> **THE PROBLEM**:
Print the entire listing. Each line must match the original exactly.

> **DATASET**:
════

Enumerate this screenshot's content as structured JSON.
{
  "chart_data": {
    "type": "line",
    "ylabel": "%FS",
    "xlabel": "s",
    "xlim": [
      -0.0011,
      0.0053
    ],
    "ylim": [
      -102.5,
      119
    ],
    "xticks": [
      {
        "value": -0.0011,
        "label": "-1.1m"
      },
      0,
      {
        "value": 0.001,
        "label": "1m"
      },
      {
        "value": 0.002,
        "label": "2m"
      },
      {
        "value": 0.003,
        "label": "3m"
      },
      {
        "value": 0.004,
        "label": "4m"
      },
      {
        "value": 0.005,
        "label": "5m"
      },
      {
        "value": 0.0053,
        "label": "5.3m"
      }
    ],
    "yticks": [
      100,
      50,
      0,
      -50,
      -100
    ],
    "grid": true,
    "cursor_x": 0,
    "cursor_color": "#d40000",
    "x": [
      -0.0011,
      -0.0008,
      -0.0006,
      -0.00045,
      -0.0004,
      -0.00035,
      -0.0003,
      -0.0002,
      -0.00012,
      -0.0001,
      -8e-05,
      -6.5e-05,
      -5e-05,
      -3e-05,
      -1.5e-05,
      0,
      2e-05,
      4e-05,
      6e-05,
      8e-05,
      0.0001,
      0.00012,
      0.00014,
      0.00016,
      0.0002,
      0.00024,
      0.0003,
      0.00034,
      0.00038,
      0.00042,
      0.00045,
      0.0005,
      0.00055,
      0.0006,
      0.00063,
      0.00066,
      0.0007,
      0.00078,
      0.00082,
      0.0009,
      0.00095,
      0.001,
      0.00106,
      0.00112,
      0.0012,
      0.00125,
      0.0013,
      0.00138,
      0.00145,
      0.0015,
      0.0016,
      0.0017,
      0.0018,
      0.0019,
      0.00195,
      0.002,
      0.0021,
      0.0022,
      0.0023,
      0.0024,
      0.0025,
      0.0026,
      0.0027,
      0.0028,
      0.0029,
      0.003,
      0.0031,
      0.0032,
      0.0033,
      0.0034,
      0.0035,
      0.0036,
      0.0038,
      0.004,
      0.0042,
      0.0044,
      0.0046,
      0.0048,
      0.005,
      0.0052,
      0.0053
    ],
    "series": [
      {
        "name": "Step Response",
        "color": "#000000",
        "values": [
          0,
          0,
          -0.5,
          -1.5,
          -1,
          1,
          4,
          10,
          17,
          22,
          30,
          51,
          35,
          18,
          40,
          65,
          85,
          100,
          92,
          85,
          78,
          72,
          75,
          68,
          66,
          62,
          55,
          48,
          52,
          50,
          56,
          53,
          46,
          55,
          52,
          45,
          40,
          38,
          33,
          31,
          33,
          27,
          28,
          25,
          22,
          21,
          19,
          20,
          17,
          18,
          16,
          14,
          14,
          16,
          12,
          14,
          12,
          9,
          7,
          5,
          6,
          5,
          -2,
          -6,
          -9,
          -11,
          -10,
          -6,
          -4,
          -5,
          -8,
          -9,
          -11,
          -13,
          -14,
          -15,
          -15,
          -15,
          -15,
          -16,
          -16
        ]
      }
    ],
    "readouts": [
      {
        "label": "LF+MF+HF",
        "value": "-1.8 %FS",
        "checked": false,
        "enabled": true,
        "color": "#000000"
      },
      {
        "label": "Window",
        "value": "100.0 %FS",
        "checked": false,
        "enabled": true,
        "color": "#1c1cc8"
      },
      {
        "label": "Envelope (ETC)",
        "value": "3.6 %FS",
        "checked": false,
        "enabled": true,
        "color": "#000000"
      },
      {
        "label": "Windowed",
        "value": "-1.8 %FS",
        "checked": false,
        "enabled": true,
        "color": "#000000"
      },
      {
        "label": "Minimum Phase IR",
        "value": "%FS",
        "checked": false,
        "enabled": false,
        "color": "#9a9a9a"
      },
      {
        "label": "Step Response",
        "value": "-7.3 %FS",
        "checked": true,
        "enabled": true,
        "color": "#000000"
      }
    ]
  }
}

════

> **OUTPUT OF THE EXERCISE**:
Enumerate this screenshot's content as structured JSON.
{
  "chart_data": {
    "type": "line",
    "ylabel": "%FS",
    "xlabel": "s",
    "xlim": [
      -0.0011,
      0.0053
    ],
    "ylim": [
      -102.5,
      119
    ],
    "xticks": [
      {
        "value": -0.0011,
        "label": "-1.1m"
      },
      0,
      {
        "value": 0.001,
        "label": "1m"
      },
      {
        "value": 0.002,
        "label": "2m"
      },
      {
        "value": 0.003,
        "label": "3m"
      },
      {
        "value": 0.004,
        "label": "4m"
      },
      {
        "value": 0.005,
        "label": "5m"
      },
      {
        "value": 0.0053,
        "label": "5.3m"
      }
    ],
    "yticks": [
      100,
      50,
      0,
      -50,
      -100
    ],
    "grid": true,
    "cursor_x": 0,
    "cursor_color": "#d40000",
    "x": [
      -0.0011,
      -0.0008,
      -0.0006,
      -0.00045,
      -0.0004,
      -0.00035,
      -0.0003,
      -0.0002,
      -0.00012,
      -0.0001,
      -8e-05,
      -6.5e-05,
      -5e-05,
      -3e-05,
      -1.5e-05,
      0,
      2e-05,
      4e-05,
      6e-05,
      8e-05,
      0.0001,
      0.00012,
      0.00014,
      0.00016,
      0.0002,
      0.00024,
      0.0003,
      0.00034,
      0.00038,
      0.00042,
      0.00045,
      0.0005,
      0.00055,
      0.0006,
      0.00063,
      0.00066,
      0.0007,
      0.00078,
      0.00082,
      0.0009,
      0.00095,
      0.001,
      0.00106,
      0.00112,
      0.0012,
      0.00125,
      0.0013,
      0.00138,
      0.00145,
      0.0015,
      0.0016,
      0.0017,
      0.0018,
      0.0019,
      0.00195,
      0.002,
      0.0021,
      0.0022,
      0.0023,
      0.0024,
      0.0025,
      0.0026,
      0.0027,
      0.0028,
      0.0029,
      0.003,
      0.0031,
      0.0032,
      0.0033,
      0.0034,
      0.0035,
      0.0036,
      0.0038,
      0.004,
      0.0042,
      0.0044,
      0.0046,
      0.0048,
      0.005,
      0.0052,
      0.0053
    ],
    "series": [
      {
        "name": "Step Response",
        "color": "#000000",
        "values": [
          0,
          0,
          -0.5,
          -1.5,
          -1,
          1,
          4,
          10,
          17,
          22,
          30,
          51,
          35,
          18,
          40,
          65,
          85,
          100,
          92,
          85,
          78,
          72,
          75,
          68,
          66,
          62,
          55,
          48,
          52,
          50,
          56,
          53,
          46,
          55,
          52,
          45,
          40,
          38,
          33,
          31,
          33,
          27,
          28,
          25,
          22,
          21,
          19,
          20,
          17,
          18,
          16,
          14,
          14,
          16,
          12,
          14,
          12,
          9,
          7,
          5,
          6,
          5,
          -2,
          -6,
          -9,
          -11,
          -10,
          -6,
          -4,
          -5,
          -8,
          -9,
          -11,
          -13,
          -14,
          -15,
          -15,
          -15,
          -15,
          -16,
          -16
        ]
      }
    ],
    "readouts": [
      {
        "label": "LF+MF+HF",
        "value": "-1.8 %FS",
        "checked": false,
        "enabled": true,
        "color": "#000000"
      },
      {
        "label": "Window",
        "value": "100.0 %FS",
        "checked": false,
        "enabled": true,
        "color": "#1c1cc8"
      },
      {
        "label": "Envelope (ETC)",
        "value": "3.6 %FS",
        "checked": false,
        "enabled": true,
        "color": "#000000"
      },
      {
        "label": "Windowed",
        "value": "-1.8 %FS",
        "checked": false,
        "enabled": true,
        "color": "#000000"
      },
      {
        "label": "Minimum Phase IR",
        "value": "%FS",
        "checked": false,
        "enabled": false,
        "color": "#9a9a9a"
      },
      {
        "label": "Step Response",
        "value": "-7.3 %FS",
        "checked": true,
        "enabled": true,
        "color": "#000000"
      }
    ]
  }
}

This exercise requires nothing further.